» **EXERCISE INPUT**
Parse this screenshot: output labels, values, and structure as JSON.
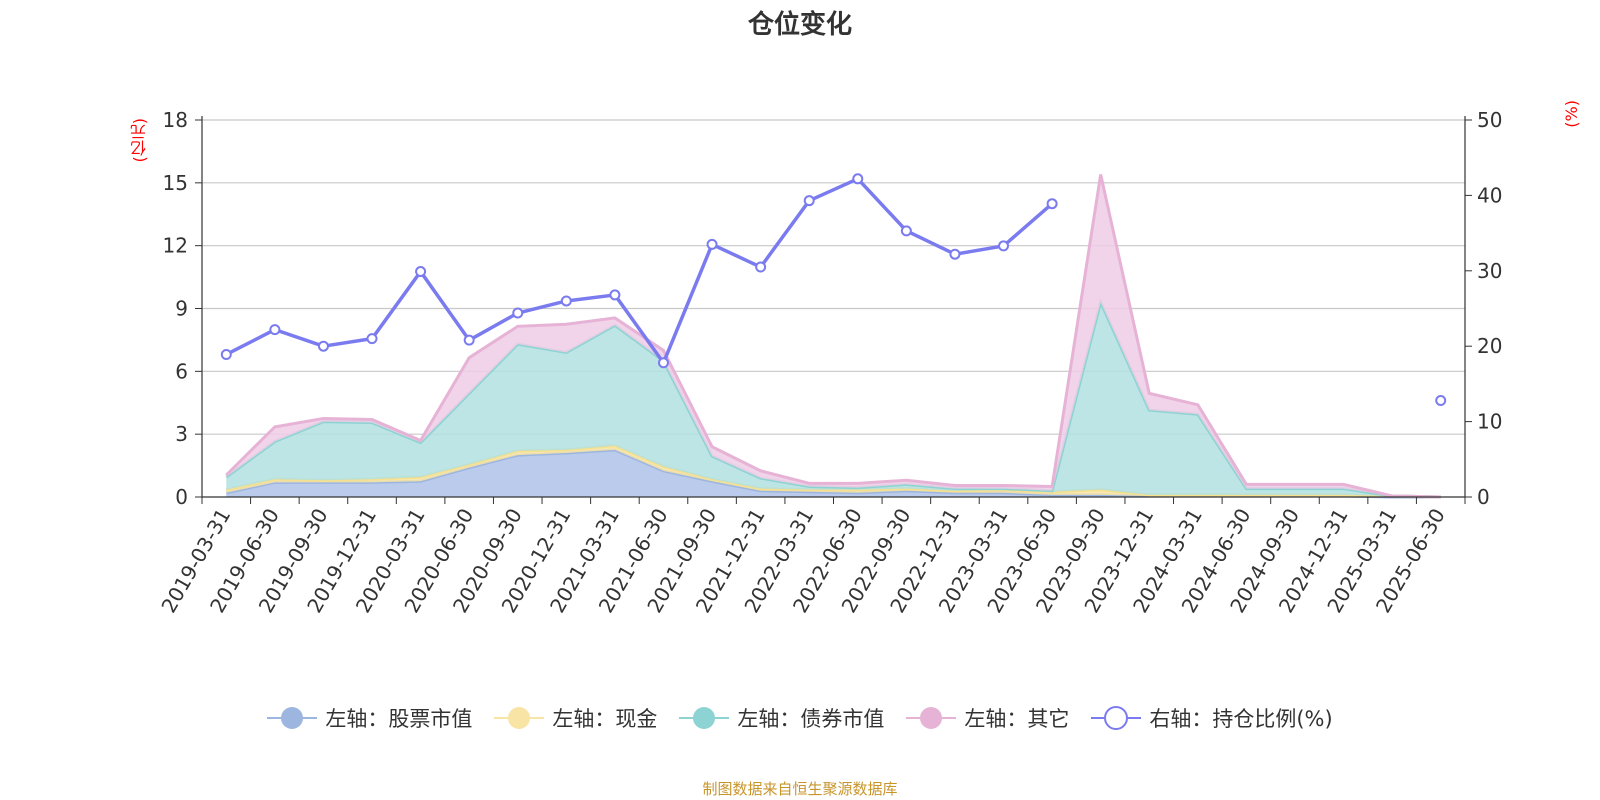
{
  "title": "仓位变化",
  "left_axis_unit": "(亿元)",
  "right_axis_unit": "(%)",
  "source": "制图数据来自恒生聚源数据库",
  "legend": [
    {
      "label": "左轴：股票市值",
      "color": "#9db6e0",
      "marker": "filled-circle"
    },
    {
      "label": "左轴：现金",
      "color": "#f8e4a4",
      "marker": "filled-circle"
    },
    {
      "label": "左轴：债券市值",
      "color": "#8ed3d3",
      "marker": "filled-circle"
    },
    {
      "label": "左轴：其它",
      "color": "#e6b3d6",
      "marker": "filled-circle"
    },
    {
      "label": "右轴：持仓比例(%)",
      "color": "#7b7bf0",
      "marker": "hollow-circle"
    }
  ],
  "chart_data": {
    "type": "area",
    "stacked": true,
    "title": "仓位变化",
    "categories": [
      "2019-03-31",
      "2019-06-30",
      "2019-09-30",
      "2019-12-31",
      "2020-03-31",
      "2020-06-30",
      "2020-09-30",
      "2020-12-31",
      "2021-03-31",
      "2021-06-30",
      "2021-09-30",
      "2021-12-31",
      "2022-03-31",
      "2022-06-30",
      "2022-09-30",
      "2022-12-31",
      "2023-03-31",
      "2023-06-30",
      "2023-09-30",
      "2023-12-31",
      "2024-03-31",
      "2024-06-30",
      "2024-09-30",
      "2024-12-31",
      "2025-03-31",
      "2025-06-30"
    ],
    "ylim_left": [
      0,
      18
    ],
    "yticks_left": [
      0,
      3,
      6,
      9,
      12,
      15,
      18
    ],
    "ylim_right": [
      0,
      50
    ],
    "yticks_right": [
      0,
      10,
      20,
      30,
      40,
      50
    ],
    "grid": true,
    "legend_position": "bottom",
    "series": [
      {
        "name": "左轴：股票市值",
        "axis": "left",
        "color": "#aec2e8",
        "values": [
          0.2,
          0.7,
          0.7,
          0.7,
          0.75,
          1.4,
          2.0,
          2.1,
          2.25,
          1.25,
          0.75,
          0.3,
          0.25,
          0.2,
          0.3,
          0.2,
          0.2,
          0.1,
          0.1,
          0.05,
          0.05,
          0.05,
          0.05,
          0.05,
          0.0,
          0.0
        ]
      },
      {
        "name": "左轴：现金",
        "axis": "left",
        "color": "#f8e4a4",
        "values": [
          0.15,
          0.15,
          0.1,
          0.15,
          0.2,
          0.15,
          0.2,
          0.15,
          0.2,
          0.2,
          0.1,
          0.1,
          0.1,
          0.15,
          0.1,
          0.1,
          0.15,
          0.15,
          0.25,
          0.05,
          0.05,
          0.05,
          0.05,
          0.05,
          0.05,
          0.0
        ]
      },
      {
        "name": "左轴：债券市值",
        "axis": "left",
        "color": "#b2e1e1",
        "values": [
          0.6,
          1.8,
          2.8,
          2.7,
          1.65,
          3.4,
          5.1,
          4.65,
          5.75,
          5.05,
          1.1,
          0.5,
          0.15,
          0.1,
          0.2,
          0.1,
          0.05,
          0.05,
          8.95,
          4.05,
          3.85,
          0.3,
          0.3,
          0.3,
          0.0,
          0.0
        ]
      },
      {
        "name": "左轴：其它",
        "axis": "left",
        "color": "#efcde5",
        "values": [
          0.1,
          0.7,
          0.15,
          0.15,
          0.1,
          1.7,
          0.85,
          1.35,
          0.35,
          0.5,
          0.45,
          0.35,
          0.15,
          0.2,
          0.2,
          0.15,
          0.15,
          0.2,
          6.1,
          0.8,
          0.45,
          0.2,
          0.2,
          0.2,
          0.0,
          0.0
        ]
      },
      {
        "name": "右轴：持仓比例(%)",
        "axis": "right",
        "color": "#7b7bf0",
        "type": "line",
        "values": [
          18.9,
          22.2,
          20.0,
          21.0,
          29.9,
          20.8,
          24.4,
          26.0,
          26.8,
          17.8,
          33.5,
          30.5,
          39.3,
          42.2,
          35.3,
          32.2,
          33.3,
          38.9,
          null,
          null,
          null,
          null,
          null,
          null,
          null,
          12.8
        ]
      }
    ]
  }
}
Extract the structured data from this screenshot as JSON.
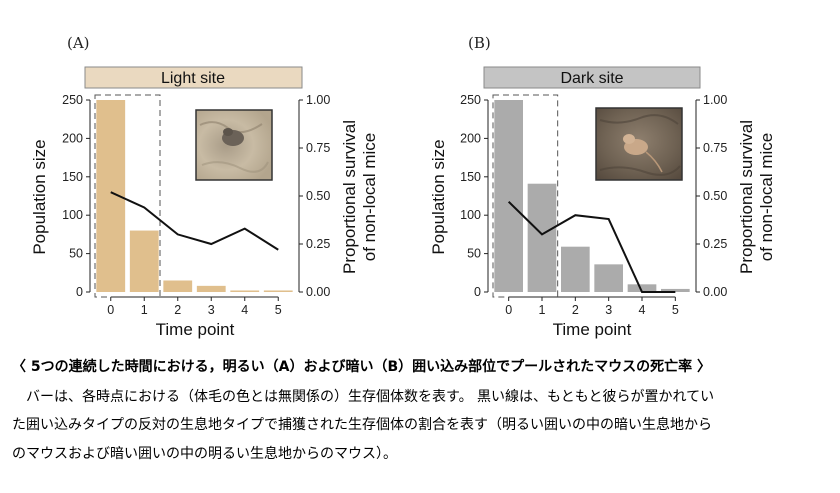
{
  "caption": {
    "title": "〈 5つの連続した時間における，明るい（A）および暗い（B）囲い込み部位でプールされたマウスの死亡率 〉",
    "lines": [
      "　バーは、各時点における（体毛の色とは無関係の）生存個体数を表す。 黒い線は、もともと彼らが置かれてい",
      "た囲い込みタイプの反対の生息地タイプで捕獲された生存個体の割合を表す（明るい囲いの中の暗い生息地から",
      "のマウスおよび暗い囲いの中の明るい生息地からのマウス）。"
    ]
  },
  "colors": {
    "light_bar": "#e0bf8d",
    "dark_bar": "#ababab",
    "line": "#111111"
  },
  "chart_data": [
    {
      "type": "bar",
      "panel_label": "(A)",
      "title": "Light site",
      "xlabel": "Time point",
      "ylabel": "Population size",
      "y2label": [
        "Proportional survival",
        "of non-local mice"
      ],
      "categories": [
        "0",
        "1",
        "2",
        "3",
        "4",
        "5"
      ],
      "ylim": [
        0,
        250
      ],
      "yticks": [
        "0",
        "50",
        "100",
        "150",
        "200",
        "250"
      ],
      "y2lim": [
        0,
        1
      ],
      "y2ticks": [
        "0.00",
        "0.25",
        "0.50",
        "0.75",
        "1.00"
      ],
      "series": [
        {
          "type": "bar",
          "values": [
            250,
            80,
            15,
            8,
            2,
            2
          ]
        },
        {
          "type": "line",
          "axis": "right",
          "values": [
            0.52,
            0.44,
            0.3,
            0.25,
            0.33,
            0.22
          ]
        }
      ],
      "highlight": "dashed box around time points 0–1",
      "inset_photo": "mouse on light sandy ground"
    },
    {
      "type": "bar",
      "panel_label": "(B)",
      "title": "Dark site",
      "xlabel": "Time point",
      "ylabel": "Population size",
      "y2label": [
        "Proportional survival",
        "of non-local mice"
      ],
      "categories": [
        "0",
        "1",
        "2",
        "3",
        "4",
        "5"
      ],
      "ylim": [
        0,
        250
      ],
      "yticks": [
        "0",
        "50",
        "100",
        "150",
        "200",
        "250"
      ],
      "y2lim": [
        0,
        1
      ],
      "y2ticks": [
        "0.00",
        "0.25",
        "0.50",
        "0.75",
        "1.00"
      ],
      "series": [
        {
          "type": "bar",
          "values": [
            250,
            141,
            59,
            36,
            10,
            4
          ]
        },
        {
          "type": "line",
          "axis": "right",
          "values": [
            0.47,
            0.3,
            0.4,
            0.38,
            0.0,
            0.0
          ]
        }
      ],
      "highlight": "dashed box around time points 0–1",
      "inset_photo": "mouse on dark ground"
    }
  ]
}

» **WHAT TO WORK ON**
Without the pictures, reproduce every line of the records above exactly.

» **TASK OUTPUT**
Parse this screenshot: output labels, values, and structure as JSON.
{
  "title": "仓位变化",
  "left_axis_unit": "(亿元)",
  "right_axis_unit": "(%)",
  "source": "制图数据来自恒生聚源数据库",
  "legend": [
    {
      "label": "左轴：股票市值",
      "color": "#9db6e0",
      "marker": "filled-circle"
    },
    {
      "label": "左轴：现金",
      "color": "#f8e4a4",
      "marker": "filled-circle"
    },
    {
      "label": "左轴：债券市值",
      "color": "#8ed3d3",
      "marker": "filled-circle"
    },
    {
      "label": "左轴：其它",
      "color": "#e6b3d6",
      "marker": "filled-circle"
    },
    {
      "label": "右轴：持仓比例(%)",
      "color": "#7b7bf0",
      "marker": "hollow-circle"
    }
  ],
  "chart_data": {
    "type": "area",
    "stacked": true,
    "title": "仓位变化",
    "categories": [
      "2019-03-31",
      "2019-06-30",
      "2019-09-30",
      "2019-12-31",
      "2020-03-31",
      "2020-06-30",
      "2020-09-30",
      "2020-12-31",
      "2021-03-31",
      "2021-06-30",
      "2021-09-30",
      "2021-12-31",
      "2022-03-31",
      "2022-06-30",
      "2022-09-30",
      "2022-12-31",
      "2023-03-31",
      "2023-06-30",
      "2023-09-30",
      "2023-12-31",
      "2024-03-31",
      "2024-06-30",
      "2024-09-30",
      "2024-12-31",
      "2025-03-31",
      "2025-06-30"
    ],
    "ylim_left": [
      0,
      18
    ],
    "yticks_left": [
      0,
      3,
      6,
      9,
      12,
      15,
      18
    ],
    "ylim_right": [
      0,
      50
    ],
    "yticks_right": [
      0,
      10,
      20,
      30,
      40,
      50
    ],
    "grid": true,
    "legend_position": "bottom",
    "series": [
      {
        "name": "左轴：股票市值",
        "axis": "left",
        "color": "#aec2e8",
        "values": [
          0.2,
          0.7,
          0.7,
          0.7,
          0.75,
          1.4,
          2.0,
          2.1,
          2.25,
          1.25,
          0.75,
          0.3,
          0.25,
          0.2,
          0.3,
          0.2,
          0.2,
          0.1,
          0.1,
          0.05,
          0.05,
          0.05,
          0.05,
          0.05,
          0.0,
          0.0
        ]
      },
      {
        "name": "左轴：现金",
        "axis": "left",
        "color": "#f8e4a4",
        "values": [
          0.15,
          0.15,
          0.1,
          0.15,
          0.2,
          0.15,
          0.2,
          0.15,
          0.2,
          0.2,
          0.1,
          0.1,
          0.1,
          0.15,
          0.1,
          0.1,
          0.15,
          0.15,
          0.25,
          0.05,
          0.05,
          0.05,
          0.05,
          0.05,
          0.05,
          0.0
        ]
      },
      {
        "name": "左轴：债券市值",
        "axis": "left",
        "color": "#b2e1e1",
        "values": [
          0.6,
          1.8,
          2.8,
          2.7,
          1.65,
          3.4,
          5.1,
          4.65,
          5.75,
          5.05,
          1.1,
          0.5,
          0.15,
          0.1,
          0.2,
          0.1,
          0.05,
          0.05,
          8.95,
          4.05,
          3.85,
          0.3,
          0.3,
          0.3,
          0.0,
          0.0
        ]
      },
      {
        "name": "左轴：其它",
        "axis": "left",
        "color": "#efcde5",
        "values": [
          0.1,
          0.7,
          0.15,
          0.15,
          0.1,
          1.7,
          0.85,
          1.35,
          0.35,
          0.5,
          0.45,
          0.35,
          0.15,
          0.2,
          0.2,
          0.15,
          0.15,
          0.2,
          6.1,
          0.8,
          0.45,
          0.2,
          0.2,
          0.2,
          0.0,
          0.0
        ]
      },
      {
        "name": "右轴：持仓比例(%)",
        "axis": "right",
        "color": "#7b7bf0",
        "type": "line",
        "values": [
          18.9,
          22.2,
          20.0,
          21.0,
          29.9,
          20.8,
          24.4,
          26.0,
          26.8,
          17.8,
          33.5,
          30.5,
          39.3,
          42.2,
          35.3,
          32.2,
          33.3,
          38.9,
          null,
          null,
          null,
          null,
          null,
          null,
          null,
          12.8
        ]
      }
    ]
  }
}
Extract the structured data from this screenshot as JSON.
{
  "caption": {
    "title": "〈 5つの連続した時間における，明るい（A）および暗い（B）囲い込み部位でプールされたマウスの死亡率 〉",
    "lines": [
      "　バーは、各時点における（体毛の色とは無関係の）生存個体数を表す。 黒い線は、もともと彼らが置かれてい",
      "た囲い込みタイプの反対の生息地タイプで捕獲された生存個体の割合を表す（明るい囲いの中の暗い生息地から",
      "のマウスおよび暗い囲いの中の明るい生息地からのマウス）。"
    ]
  },
  "colors": {
    "light_bar": "#e0bf8d",
    "dark_bar": "#ababab",
    "line": "#111111"
  },
  "chart_data": [
    {
      "type": "bar",
      "panel_label": "(A)",
      "title": "Light site",
      "xlabel": "Time point",
      "ylabel": "Population size",
      "y2label": [
        "Proportional survival",
        "of non-local mice"
      ],
      "categories": [
        "0",
        "1",
        "2",
        "3",
        "4",
        "5"
      ],
      "ylim": [
        0,
        250
      ],
      "yticks": [
        "0",
        "50",
        "100",
        "150",
        "200",
        "250"
      ],
      "y2lim": [
        0,
        1
      ],
      "y2ticks": [
        "0.00",
        "0.25",
        "0.50",
        "0.75",
        "1.00"
      ],
      "series": [
        {
          "type": "bar",
          "values": [
            250,
            80,
            15,
            8,
            2,
            2
          ]
        },
        {
          "type": "line",
          "axis": "right",
          "values": [
            0.52,
            0.44,
            0.3,
            0.25,
            0.33,
            0.22
          ]
        }
      ],
      "highlight": "dashed box around time points 0–1",
      "inset_photo": "mouse on light sandy ground"
    },
    {
      "type": "bar",
      "panel_label": "(B)",
      "title": "Dark site",
      "xlabel": "Time point",
      "ylabel": "Population size",
      "y2label": [
        "Proportional survival",
        "of non-local mice"
      ],
      "categories": [
        "0",
        "1",
        "2",
        "3",
        "4",
        "5"
      ],
      "ylim": [
        0,
        250
      ],
      "yticks": [
        "0",
        "50",
        "100",
        "150",
        "200",
        "250"
      ],
      "y2lim": [
        0,
        1
      ],
      "y2ticks": [
        "0.00",
        "0.25",
        "0.50",
        "0.75",
        "1.00"
      ],
      "series": [
        {
          "type": "bar",
          "values": [
            250,
            141,
            59,
            36,
            10,
            4
          ]
        },
        {
          "type": "line",
          "axis": "right",
          "values": [
            0.47,
            0.3,
            0.4,
            0.38,
            0.0,
            0.0
          ]
        }
      ],
      "highlight": "dashed box around time points 0–1",
      "inset_photo": "mouse on dark ground"
    }
  ]
}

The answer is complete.